YOUR OBJECTIVE | Below are the records. List every line holding the word "DataFrames".
== MATERIAL SUPPLIED ==
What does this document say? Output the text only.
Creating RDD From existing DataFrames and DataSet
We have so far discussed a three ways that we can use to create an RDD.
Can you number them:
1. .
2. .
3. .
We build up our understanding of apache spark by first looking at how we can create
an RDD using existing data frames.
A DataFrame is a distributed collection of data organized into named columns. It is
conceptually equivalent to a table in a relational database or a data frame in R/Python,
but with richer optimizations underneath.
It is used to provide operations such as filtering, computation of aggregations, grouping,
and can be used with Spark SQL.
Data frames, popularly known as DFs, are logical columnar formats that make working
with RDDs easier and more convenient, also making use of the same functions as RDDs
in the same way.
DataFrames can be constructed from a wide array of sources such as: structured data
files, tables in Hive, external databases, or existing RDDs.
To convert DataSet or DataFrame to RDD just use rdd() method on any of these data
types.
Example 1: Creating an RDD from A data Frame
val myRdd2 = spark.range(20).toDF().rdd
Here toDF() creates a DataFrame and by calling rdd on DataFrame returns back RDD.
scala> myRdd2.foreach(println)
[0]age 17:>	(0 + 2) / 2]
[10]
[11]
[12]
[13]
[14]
===
ANSWER TO THIS EXERCISE |
Creating RDD From existing DataFrames and DataSet
DataFrames can be constructed from a wide array of sources such as: structured data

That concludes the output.